AIM OF THE TASK:
Quote every line of the material word for word, leaving the pictures out of your answer.
RECORDS SHOWN start
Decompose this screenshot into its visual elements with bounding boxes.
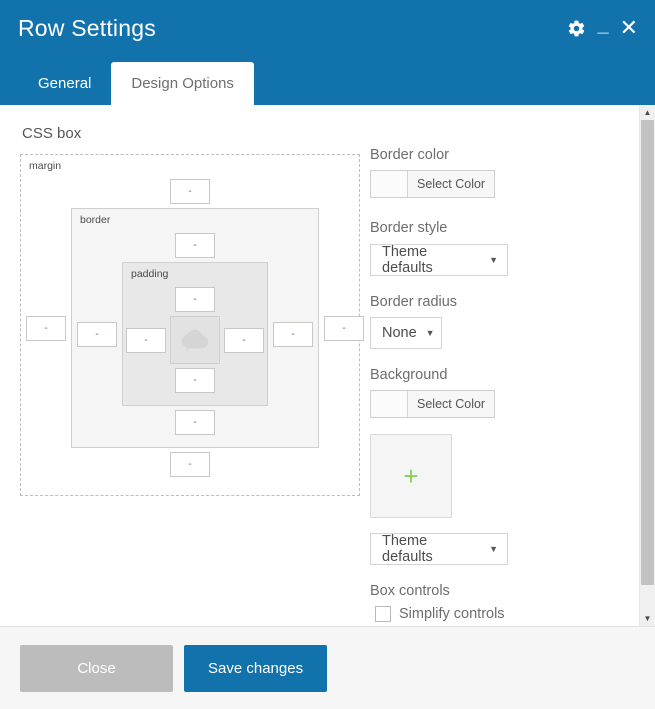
- background-image-upload[interactable]: +: [370, 434, 452, 518]
- background-color-picker[interactable]: Select Color: [370, 390, 496, 418]
- tab-general[interactable]: General: [18, 62, 111, 105]
- border-radius-group: Border radius None ▼: [370, 294, 619, 349]
- simplify-controls-checkbox[interactable]: [375, 606, 391, 622]
- chevron-down-icon: ▼: [489, 255, 498, 265]
- border-label: border: [80, 214, 111, 226]
- modal-body: CSS box margin border: [0, 105, 655, 626]
- tab-bar: General Design Options: [18, 62, 254, 105]
- image-placeholder-icon: [179, 327, 211, 353]
- chevron-down-icon: ▼: [489, 544, 498, 554]
- gear-icon[interactable]: [567, 19, 586, 38]
- background-style-value: Theme defaults: [382, 533, 433, 565]
- scroll-up-arrow-icon[interactable]: ▲: [640, 105, 655, 120]
- background-select-color-button[interactable]: Select Color: [408, 391, 494, 417]
- border-color-swatch[interactable]: [371, 171, 408, 197]
- border-select-color-button[interactable]: Select Color: [408, 171, 494, 197]
- margin-bottom-input[interactable]: [170, 452, 210, 477]
- border-style-label: Border style: [370, 220, 448, 236]
- background-color-swatch[interactable]: [371, 391, 408, 417]
- background-label: Background: [370, 367, 448, 383]
- border-style-value: Theme defaults: [382, 244, 433, 276]
- modal-header: Row Settings _ ✕ General Design Options: [0, 0, 655, 105]
- border-style-select[interactable]: Theme defaults ▼: [370, 244, 508, 276]
- padding-bottom-input[interactable]: [175, 368, 215, 393]
- border-left-input[interactable]: [77, 321, 117, 347]
- content-scrollbar[interactable]: ▲ ▼: [639, 105, 655, 626]
- background-style-select[interactable]: Theme defaults ▼: [370, 533, 508, 565]
- save-changes-button[interactable]: Save changes: [184, 644, 328, 692]
- border-right-input[interactable]: [273, 321, 313, 347]
- css-box-panel: CSS box margin border: [20, 123, 364, 616]
- scrollbar-thumb[interactable]: [641, 120, 654, 585]
- box-controls-group: Box controls Simplify controls: [370, 583, 619, 622]
- padding-label: padding: [131, 268, 169, 280]
- simplify-controls-label: Simplify controls: [399, 606, 505, 622]
- margin-middle-row: border padding: [21, 208, 364, 448]
- border-box: border padding: [71, 208, 319, 448]
- border-color-label: Border color: [370, 147, 449, 163]
- border-top-input[interactable]: [175, 233, 215, 258]
- padding-top-input[interactable]: [175, 287, 215, 312]
- border-color-picker[interactable]: Select Color: [370, 170, 496, 198]
- settings-content: CSS box margin border: [0, 105, 639, 626]
- margin-box: margin border: [20, 154, 364, 496]
- margin-right-input[interactable]: [324, 315, 364, 341]
- close-button[interactable]: Close: [20, 644, 173, 692]
- close-icon[interactable]: ✕: [620, 17, 638, 39]
- margin-label: margin: [29, 160, 62, 172]
- border-radius-value: None: [382, 325, 417, 341]
- tab-design-options[interactable]: Design Options: [111, 62, 254, 105]
- padding-right-input[interactable]: [224, 327, 264, 353]
- scrollbar-track[interactable]: [640, 120, 655, 611]
- padding-left-input[interactable]: [126, 327, 166, 353]
- chevron-down-icon: ▼: [425, 328, 435, 338]
- window-controls: _ ✕: [567, 15, 638, 39]
- box-controls-label: Box controls: [370, 583, 450, 599]
- border-bottom-input[interactable]: [175, 410, 215, 435]
- border-radius-select[interactable]: None ▼: [370, 317, 442, 349]
- modal-footer: Close Save changes: [0, 626, 655, 709]
- plus-icon: +: [403, 461, 419, 491]
- design-controls-panel: Border color Select Color Border style T…: [360, 123, 619, 622]
- background-group: Background Select Color + Theme defaults…: [370, 367, 619, 565]
- minimize-icon[interactable]: _: [597, 15, 608, 35]
- padding-middle-row: [123, 316, 267, 364]
- css-box-title: CSS box: [22, 125, 82, 142]
- border-color-group: Border color Select Color: [370, 147, 619, 202]
- border-middle-row: padding: [72, 262, 318, 406]
- margin-left-input[interactable]: [26, 315, 66, 341]
- border-style-group: Border style Theme defaults ▼: [370, 220, 619, 276]
- margin-top-input[interactable]: [170, 179, 210, 204]
- padding-box: padding: [122, 262, 268, 406]
- scroll-down-arrow-icon[interactable]: ▼: [640, 611, 655, 626]
- simplify-controls-row[interactable]: Simplify controls: [375, 606, 619, 622]
- content-box: [170, 316, 220, 364]
- border-radius-label: Border radius: [370, 294, 458, 310]
- page-title: Row Settings: [18, 15, 156, 41]
- row-settings-modal: Row Settings _ ✕ General Design Options …: [0, 0, 655, 709]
RECORDS SHOWN end
ANSWER BELOW:
Decompose this screenshot into its visual elements with bounding boxes.
- background-image-upload[interactable]: +: [370, 434, 452, 518]
- background-color-picker[interactable]: Select Color: [370, 390, 496, 418]
- tab-general[interactable]: General: [18, 62, 111, 105]
- border-radius-group: Border radius None ▼: [370, 294, 619, 349]
- simplify-controls-checkbox[interactable]: [375, 606, 391, 622]
- chevron-down-icon: ▼: [489, 255, 498, 265]
- border-label: border: [80, 214, 111, 226]
- modal-body: CSS box margin border: [0, 105, 655, 626]
- tab-bar: General Design Options: [18, 62, 254, 105]
- image-placeholder-icon: [179, 327, 211, 353]
- chevron-down-icon: ▼: [489, 544, 498, 554]
- gear-icon[interactable]: [567, 19, 586, 38]
- background-style-value: Theme defaults: [382, 533, 433, 565]
- scroll-up-arrow-icon[interactable]: ▲: [640, 105, 655, 120]
- background-select-color-button[interactable]: Select Color: [408, 391, 494, 417]
- border-color-swatch[interactable]: [371, 171, 408, 197]
- border-select-color-button[interactable]: Select Color: [408, 171, 494, 197]
- margin-bottom-input[interactable]: [170, 452, 210, 477]
- border-style-label: Border style: [370, 220, 448, 236]
- background-color-swatch[interactable]: [371, 391, 408, 417]
- background-label: Background: [370, 367, 448, 383]
- border-style-value: Theme defaults: [382, 244, 433, 276]
- modal-header: Row Settings _ ✕ General Design Options: [0, 0, 655, 105]
- border-style-select[interactable]: Theme defaults ▼: [370, 244, 508, 276]
- padding-bottom-input[interactable]: [175, 368, 215, 393]
- border-left-input[interactable]: [77, 321, 117, 347]
- content-scrollbar[interactable]: ▲ ▼: [639, 105, 655, 626]
- background-style-select[interactable]: Theme defaults ▼: [370, 533, 508, 565]
- save-changes-button[interactable]: Save changes: [184, 644, 328, 692]
- border-right-input[interactable]: [273, 321, 313, 347]
- css-box-panel: CSS box margin border: [20, 123, 364, 616]
- scrollbar-thumb[interactable]: [641, 120, 654, 585]
- box-controls-group: Box controls Simplify controls: [370, 583, 619, 622]
- padding-label: padding: [131, 268, 169, 280]
- simplify-controls-label: Simplify controls: [399, 606, 505, 622]
- margin-middle-row: border padding: [21, 208, 364, 448]
- border-box: border padding: [71, 208, 319, 448]
- border-color-label: Border color: [370, 147, 449, 163]
- border-top-input[interactable]: [175, 233, 215, 258]
- padding-top-input[interactable]: [175, 287, 215, 312]
- border-color-picker[interactable]: Select Color: [370, 170, 496, 198]
- settings-content: CSS box margin border: [0, 105, 639, 626]
- margin-box: margin border: [20, 154, 364, 496]
- margin-right-input[interactable]: [324, 315, 364, 341]
- close-button[interactable]: Close: [20, 644, 173, 692]
- close-icon[interactable]: ✕: [620, 17, 638, 39]
- margin-label: margin: [29, 160, 62, 172]
- border-radius-value: None: [382, 325, 417, 341]
- tab-design-options[interactable]: Design Options: [111, 62, 254, 105]
- padding-right-input[interactable]: [224, 327, 264, 353]
- scrollbar-track[interactable]: [640, 120, 655, 611]
- padding-left-input[interactable]: [126, 327, 166, 353]
- chevron-down-icon: ▼: [425, 328, 435, 338]
- window-controls: _ ✕: [567, 15, 638, 39]
- box-controls-label: Box controls: [370, 583, 450, 599]
- border-bottom-input[interactable]: [175, 410, 215, 435]
- border-radius-select[interactable]: None ▼: [370, 317, 442, 349]
- modal-footer: Close Save changes: [0, 626, 655, 709]
- plus-icon: +: [403, 461, 419, 491]
- design-controls-panel: Border color Select Color Border style T…: [360, 123, 619, 622]
- background-group: Background Select Color + Theme defaults…: [370, 367, 619, 565]
- minimize-icon[interactable]: _: [597, 15, 608, 35]
- padding-middle-row: [123, 316, 267, 364]
- css-box-title: CSS box: [22, 125, 82, 142]
- border-color-group: Border color Select Color: [370, 147, 619, 202]
- border-middle-row: padding: [72, 262, 318, 406]
- margin-left-input[interactable]: [26, 315, 66, 341]
- border-style-group: Border style Theme defaults ▼: [370, 220, 619, 276]
- margin-top-input[interactable]: [170, 179, 210, 204]
- padding-box: padding: [122, 262, 268, 406]
- scroll-down-arrow-icon[interactable]: ▼: [640, 611, 655, 626]
- simplify-controls-row[interactable]: Simplify controls: [375, 606, 619, 622]
- content-box: [170, 316, 220, 364]
- border-radius-label: Border radius: [370, 294, 458, 310]
- page-title: Row Settings: [18, 15, 156, 41]
- row-settings-modal: Row Settings _ ✕ General Design Options …: [0, 0, 655, 709]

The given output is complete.